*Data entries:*
#####

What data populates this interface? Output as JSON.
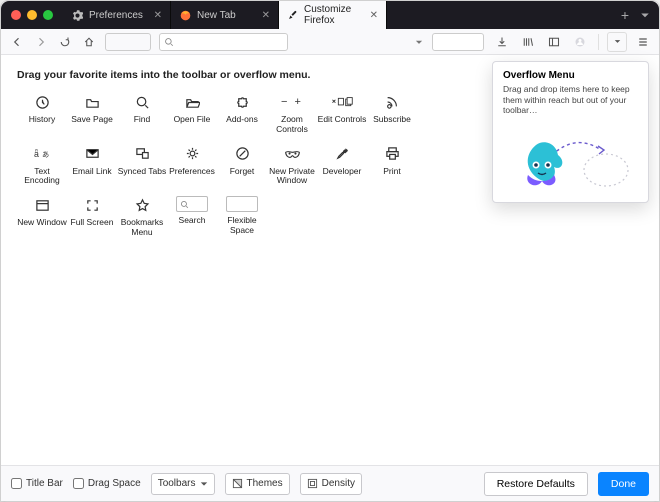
{
  "tabs": [
    {
      "label": "Preferences",
      "icon": "gear"
    },
    {
      "label": "New Tab",
      "icon": "firefox"
    },
    {
      "label": "Customize Firefox",
      "icon": "brush",
      "active": true
    }
  ],
  "instruction": "Drag your favorite items into the toolbar or overflow menu.",
  "items": [
    {
      "id": "history",
      "label": "History",
      "icon": "history"
    },
    {
      "id": "savepage",
      "label": "Save Page",
      "icon": "folder"
    },
    {
      "id": "find",
      "label": "Find",
      "icon": "search"
    },
    {
      "id": "openfile",
      "label": "Open File",
      "icon": "folder-open"
    },
    {
      "id": "addons",
      "label": "Add-ons",
      "icon": "puzzle"
    },
    {
      "id": "zoom",
      "label": "Zoom Controls",
      "icon": "zoom"
    },
    {
      "id": "edit",
      "label": "Edit Controls",
      "icon": "edit"
    },
    {
      "id": "subscribe",
      "label": "Subscribe",
      "icon": "rss"
    },
    {
      "id": "encoding",
      "label": "Text Encoding",
      "icon": "encoding"
    },
    {
      "id": "emaillink",
      "label": "Email Link",
      "icon": "mail"
    },
    {
      "id": "synced",
      "label": "Synced Tabs",
      "icon": "synced"
    },
    {
      "id": "preferences",
      "label": "Preferences",
      "icon": "gear"
    },
    {
      "id": "forget",
      "label": "Forget",
      "icon": "forget"
    },
    {
      "id": "private",
      "label": "New Private Window",
      "icon": "mask"
    },
    {
      "id": "developer",
      "label": "Developer",
      "icon": "wrench"
    },
    {
      "id": "print",
      "label": "Print",
      "icon": "print"
    },
    {
      "id": "newwindow",
      "label": "New Window",
      "icon": "window"
    },
    {
      "id": "fullscreen",
      "label": "Full Screen",
      "icon": "fullscreen"
    },
    {
      "id": "bookmarks",
      "label": "Bookmarks Menu",
      "icon": "star"
    },
    {
      "id": "search",
      "label": "Search",
      "icon": "search-field"
    },
    {
      "id": "flexspace",
      "label": "Flexible Space",
      "icon": "flex"
    }
  ],
  "overflow": {
    "title": "Overflow Menu",
    "desc": "Drag and drop items here to keep them within reach but out of your toolbar…"
  },
  "footer": {
    "titlebar": "Title Bar",
    "dragspace": "Drag Space",
    "toolbars": "Toolbars",
    "themes": "Themes",
    "density": "Density",
    "restore": "Restore Defaults",
    "done": "Done"
  }
}
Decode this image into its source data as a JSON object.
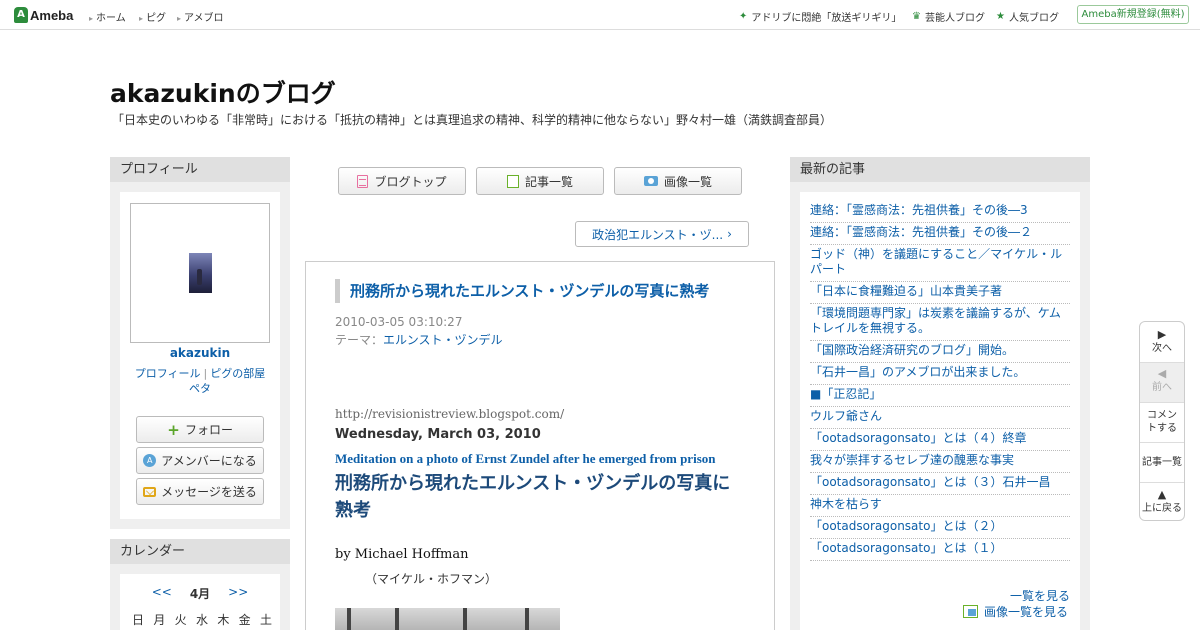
{
  "topbar": {
    "logo": "Ameba",
    "links": [
      "ホーム",
      "ピグ",
      "アメブロ"
    ],
    "promo": "アドリブに悶絶「放送ギリギリ」",
    "celeb": "芸能人ブログ",
    "popular": "人気ブログ",
    "register": "Ameba新規登録(無料)"
  },
  "blog": {
    "title": "akazukinのブログ",
    "description": "「日本史のいわゆる「非常時」における「抵抗の精神」とは真理追求の精神、科学的精神に他ならない」野々村一雄（満鉄調査部員）"
  },
  "profile": {
    "heading": "プロフィール",
    "name": "akazukin",
    "link_profile": "プロフィール",
    "link_room": "ピグの部屋",
    "link_peta": "ペタ",
    "follow": "フォロー",
    "amember": "アメンバーになる",
    "message": "メッセージを送る"
  },
  "calendar": {
    "heading": "カレンダー",
    "prev": "<<",
    "month": "4月",
    "next": ">>",
    "days": [
      "日",
      "月",
      "火",
      "水",
      "木",
      "金",
      "土"
    ]
  },
  "nav": {
    "blog_top": "ブログトップ",
    "entries": "記事一覧",
    "images": "画像一覧",
    "prev_entry": "政治犯エルンスト・ヅ..."
  },
  "article": {
    "title": "刑務所から現れたエルンスト・ヅンデルの写真に熟考",
    "date": "2010-03-05 03:10:27",
    "theme_label": "テーマ：",
    "theme": "エルンスト・ヅンデル",
    "source_url": "http://revisionistreview.blogspot.com/",
    "source_date": "Wednesday, March 03, 2010",
    "en_title": "Meditation on a photo of Ernst Zundel after he emerged from prison",
    "ja_title": "刑務所から現れたエルンスト・ヅンデルの写真に熟考",
    "byline": "by  Michael  Hoffman",
    "byline_ja": "（マイケル・ホフマン）"
  },
  "recent": {
    "heading": "最新の記事",
    "items": [
      "連絡：「霊感商法：先祖供養」その後―3",
      "連絡：「霊感商法：先祖供養」その後―２",
      "ゴッド（神）を議題にすること／マイケル・ルパート",
      "「日本に食糧難迫る」山本貴美子著",
      "「環境問題専門家」は炭素を議論するが、ケムトレイルを無視する。",
      "「国際政治経済研究のブログ」開始。",
      "「石井一昌」のアメブロが出来ました。",
      "■「正忍記」",
      "ウルフ爺さん",
      "「ootadsoragonsato」とは（４）終章",
      "我々が崇拝するセレブ達の醜悪な事実",
      "「ootadsoragonsato」とは（３）石井一昌",
      "神木を枯らす",
      "「ootadsoragonsato」とは（２）",
      "「ootadsoragonsato」とは（１）"
    ],
    "more_list": "一覧を見る",
    "more_images": "画像一覧を見る"
  },
  "floatnav": {
    "next": "次へ",
    "prev": "前へ",
    "comment": "コメントする",
    "entries": "記事一覧",
    "top": "上に戻る"
  }
}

#####

*Direction:*
Copy the material shown above in full and exactly. Skip the pictures.

*Written solution:*
What data populates this interface? Output as JSON.
{
  "tabs": [
    {
      "label": "Preferences",
      "icon": "gear"
    },
    {
      "label": "New Tab",
      "icon": "firefox"
    },
    {
      "label": "Customize Firefox",
      "icon": "brush",
      "active": true
    }
  ],
  "instruction": "Drag your favorite items into the toolbar or overflow menu.",
  "items": [
    {
      "id": "history",
      "label": "History",
      "icon": "history"
    },
    {
      "id": "savepage",
      "label": "Save Page",
      "icon": "folder"
    },
    {
      "id": "find",
      "label": "Find",
      "icon": "search"
    },
    {
      "id": "openfile",
      "label": "Open File",
      "icon": "folder-open"
    },
    {
      "id": "addons",
      "label": "Add-ons",
      "icon": "puzzle"
    },
    {
      "id": "zoom",
      "label": "Zoom Controls",
      "icon": "zoom"
    },
    {
      "id": "edit",
      "label": "Edit Controls",
      "icon": "edit"
    },
    {
      "id": "subscribe",
      "label": "Subscribe",
      "icon": "rss"
    },
    {
      "id": "encoding",
      "label": "Text Encoding",
      "icon": "encoding"
    },
    {
      "id": "emaillink",
      "label": "Email Link",
      "icon": "mail"
    },
    {
      "id": "synced",
      "label": "Synced Tabs",
      "icon": "synced"
    },
    {
      "id": "preferences",
      "label": "Preferences",
      "icon": "gear"
    },
    {
      "id": "forget",
      "label": "Forget",
      "icon": "forget"
    },
    {
      "id": "private",
      "label": "New Private Window",
      "icon": "mask"
    },
    {
      "id": "developer",
      "label": "Developer",
      "icon": "wrench"
    },
    {
      "id": "print",
      "label": "Print",
      "icon": "print"
    },
    {
      "id": "newwindow",
      "label": "New Window",
      "icon": "window"
    },
    {
      "id": "fullscreen",
      "label": "Full Screen",
      "icon": "fullscreen"
    },
    {
      "id": "bookmarks",
      "label": "Bookmarks Menu",
      "icon": "star"
    },
    {
      "id": "search",
      "label": "Search",
      "icon": "search-field"
    },
    {
      "id": "flexspace",
      "label": "Flexible Space",
      "icon": "flex"
    }
  ],
  "overflow": {
    "title": "Overflow Menu",
    "desc": "Drag and drop items here to keep them within reach but out of your toolbar…"
  },
  "footer": {
    "titlebar": "Title Bar",
    "dragspace": "Drag Space",
    "toolbars": "Toolbars",
    "themes": "Themes",
    "density": "Density",
    "restore": "Restore Defaults",
    "done": "Done"
  }
}
Decode this image into its source data as a JSON object.
{
  "topbar": {
    "logo": "Ameba",
    "links": [
      "ホーム",
      "ピグ",
      "アメブロ"
    ],
    "promo": "アドリブに悶絶「放送ギリギリ」",
    "celeb": "芸能人ブログ",
    "popular": "人気ブログ",
    "register": "Ameba新規登録(無料)"
  },
  "blog": {
    "title": "akazukinのブログ",
    "description": "「日本史のいわゆる「非常時」における「抵抗の精神」とは真理追求の精神、科学的精神に他ならない」野々村一雄（満鉄調査部員）"
  },
  "profile": {
    "heading": "プロフィール",
    "name": "akazukin",
    "link_profile": "プロフィール",
    "link_room": "ピグの部屋",
    "link_peta": "ペタ",
    "follow": "フォロー",
    "amember": "アメンバーになる",
    "message": "メッセージを送る"
  },
  "calendar": {
    "heading": "カレンダー",
    "prev": "<<",
    "month": "4月",
    "next": ">>",
    "days": [
      "日",
      "月",
      "火",
      "水",
      "木",
      "金",
      "土"
    ]
  },
  "nav": {
    "blog_top": "ブログトップ",
    "entries": "記事一覧",
    "images": "画像一覧",
    "prev_entry": "政治犯エルンスト・ヅ..."
  },
  "article": {
    "title": "刑務所から現れたエルンスト・ヅンデルの写真に熟考",
    "date": "2010-03-05 03:10:27",
    "theme_label": "テーマ：",
    "theme": "エルンスト・ヅンデル",
    "source_url": "http://revisionistreview.blogspot.com/",
    "source_date": "Wednesday, March 03, 2010",
    "en_title": "Meditation on a photo of Ernst Zundel after he emerged from prison",
    "ja_title": "刑務所から現れたエルンスト・ヅンデルの写真に熟考",
    "byline": "by  Michael  Hoffman",
    "byline_ja": "（マイケル・ホフマン）"
  },
  "recent": {
    "heading": "最新の記事",
    "items": [
      "連絡：「霊感商法：先祖供養」その後―3",
      "連絡：「霊感商法：先祖供養」その後―２",
      "ゴッド（神）を議題にすること／マイケル・ルパート",
      "「日本に食糧難迫る」山本貴美子著",
      "「環境問題専門家」は炭素を議論するが、ケムトレイルを無視する。",
      "「国際政治経済研究のブログ」開始。",
      "「石井一昌」のアメブロが出来ました。",
      "■「正忍記」",
      "ウルフ爺さん",
      "「ootadsoragonsato」とは（４）終章",
      "我々が崇拝するセレブ達の醜悪な事実",
      "「ootadsoragonsato」とは（３）石井一昌",
      "神木を枯らす",
      "「ootadsoragonsato」とは（２）",
      "「ootadsoragonsato」とは（１）"
    ],
    "more_list": "一覧を見る",
    "more_images": "画像一覧を見る"
  },
  "floatnav": {
    "next": "次へ",
    "prev": "前へ",
    "comment": "コメントする",
    "entries": "記事一覧",
    "top": "上に戻る"
  }
}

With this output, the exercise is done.